## Reading text:
# # # # #

Cliff to beach to burning palms

Majestic ... Wattamolla beach inlet on the Royal Coast walk has waterfalls and freshwater lagoons.
Majestic ... Wattamolla beach inlet on the Royal Coast walk has waterfalls and freshwater lagoons. Photo: Peter Rae

Ben Stubbs explores diverse landscapes on a national park walking trail on Sydney's southern doorstep.

I have become a slave to the "beep" of my phone, so decide to go out of range for a few days in the Royal National Park south of Sydney by undertaking a Royal Coast walk with friends. Our plan is to spend a day and a half walking the 26-kilometre trail south, from Bundeena to Otford, past sandstone outcrops carved by the weather over millions of years, through the bush and along cliffs' edge.

Our packs have camping gear and rations for two days, and we ease into a rhythm once we leave Bundeena's beach houses behind and move into the national park's corridors of bottlebrush.

Although it is the third-oldest national park in the world (after Yellowstone in the US and Bogd Khan Uul in Mongolia), I'm not expecting much in the way of wildlife because of the park's proximity to suburbia. Yet there is no shortage of creatures to keep us on our toes: tiger snakes, brown snakes, death adders and red-bellied black snakes thrive in the park, as do 43 species of native mammals and 241 bird varieties.

# # # # #

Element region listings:
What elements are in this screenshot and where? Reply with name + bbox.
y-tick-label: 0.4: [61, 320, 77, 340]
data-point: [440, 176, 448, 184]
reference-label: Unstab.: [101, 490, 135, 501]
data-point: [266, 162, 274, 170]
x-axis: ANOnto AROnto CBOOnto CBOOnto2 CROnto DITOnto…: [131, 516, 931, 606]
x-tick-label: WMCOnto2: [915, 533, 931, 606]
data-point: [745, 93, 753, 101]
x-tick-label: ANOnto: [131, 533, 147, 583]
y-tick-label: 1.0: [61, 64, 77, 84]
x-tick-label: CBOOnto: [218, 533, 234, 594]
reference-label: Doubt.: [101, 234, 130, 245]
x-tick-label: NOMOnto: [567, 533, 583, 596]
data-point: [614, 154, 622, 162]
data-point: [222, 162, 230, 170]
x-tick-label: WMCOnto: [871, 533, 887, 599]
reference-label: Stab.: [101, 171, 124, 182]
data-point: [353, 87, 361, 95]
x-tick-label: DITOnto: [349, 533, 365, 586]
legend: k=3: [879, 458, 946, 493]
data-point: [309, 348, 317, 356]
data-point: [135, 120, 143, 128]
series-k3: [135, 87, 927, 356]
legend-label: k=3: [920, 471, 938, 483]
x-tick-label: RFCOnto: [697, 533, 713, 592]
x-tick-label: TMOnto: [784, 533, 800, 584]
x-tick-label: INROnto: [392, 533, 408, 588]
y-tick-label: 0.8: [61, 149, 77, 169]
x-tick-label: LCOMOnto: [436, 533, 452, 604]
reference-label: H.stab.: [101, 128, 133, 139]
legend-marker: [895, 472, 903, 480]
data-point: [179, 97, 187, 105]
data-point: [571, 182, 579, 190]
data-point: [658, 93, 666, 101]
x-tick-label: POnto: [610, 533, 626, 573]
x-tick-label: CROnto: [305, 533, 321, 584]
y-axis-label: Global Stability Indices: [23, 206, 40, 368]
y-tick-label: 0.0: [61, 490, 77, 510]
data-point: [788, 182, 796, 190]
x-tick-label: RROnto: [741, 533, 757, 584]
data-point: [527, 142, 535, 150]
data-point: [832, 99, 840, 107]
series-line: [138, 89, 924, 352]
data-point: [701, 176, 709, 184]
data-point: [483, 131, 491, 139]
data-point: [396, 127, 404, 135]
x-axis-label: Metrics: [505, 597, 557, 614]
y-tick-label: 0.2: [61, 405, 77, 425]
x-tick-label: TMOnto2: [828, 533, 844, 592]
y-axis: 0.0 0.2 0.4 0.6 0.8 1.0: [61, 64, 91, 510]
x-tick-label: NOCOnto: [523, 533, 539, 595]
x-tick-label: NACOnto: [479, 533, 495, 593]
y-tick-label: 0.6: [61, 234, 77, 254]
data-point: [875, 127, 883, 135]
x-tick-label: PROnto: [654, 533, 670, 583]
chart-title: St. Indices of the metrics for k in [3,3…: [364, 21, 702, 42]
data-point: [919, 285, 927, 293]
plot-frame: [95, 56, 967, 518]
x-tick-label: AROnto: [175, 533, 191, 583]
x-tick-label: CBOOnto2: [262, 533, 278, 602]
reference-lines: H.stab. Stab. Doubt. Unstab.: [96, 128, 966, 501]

# # # # #

## Exercise instructions:
A. Based on the walking-trail article, decide whether each statement agrees with it. Answer yes or no, and quote the words that decide it. (i) The walkers head south from Bundeena to Otford. (ii) The Royal National Park is the second-oldest national park in the world. (iii) The park is home to 241 bird varieties.
B. According to the walking-trail article, which national parks are older than the Royal National Park?
C. Continue the article about the Royal Coast walk, carrying on from its final sentence.

## Exercise responses:
A.
(i) Yes: "walking the 26-kilometre trail south, from Bundeena to Otford"
(ii) No: "it is the third-oldest national park in the world"
(iii) Yes: "as do 43 species of native mammals and 241 bird varieties"

B. Yellowstone in the US and Bogd Khan Uul in Mongolia.

C.
We wind across carved lunar headlands to Big Marley beach. It is deserted. The sand is soft and siphons into our boots as we stomp through Dharawal country to the next headland. The Aboriginal people of the Dharawal nation called the coves and headlands here home for thousands of years before the area was marked out as a recreation area for colonists and declared a national park in 1879.

We stop for lunch at Wattamolla beach, hemmed in by cliffs and a cluster of waterfalls that drop to the freshwater lagoons on the edge of the beach. There are bins and marked trails here and as we cross the dunes I see evidence of native regeneration. While the natural value of the national park is now apparent, it wasn't always so.

People, rather than native flora and fauna, were the priority here for many years; the national park seen as a place to enjoy nature - within range of the city. A longing for the "old country" has had detrimental effects, too: as they dreamt of the soft countryside of Mother England, colonists cleared land, displaced bush habitats and planted 3700 ornamental trees. Native trees were logged, and foxes, deer and rabbits introduced to the area for hunters.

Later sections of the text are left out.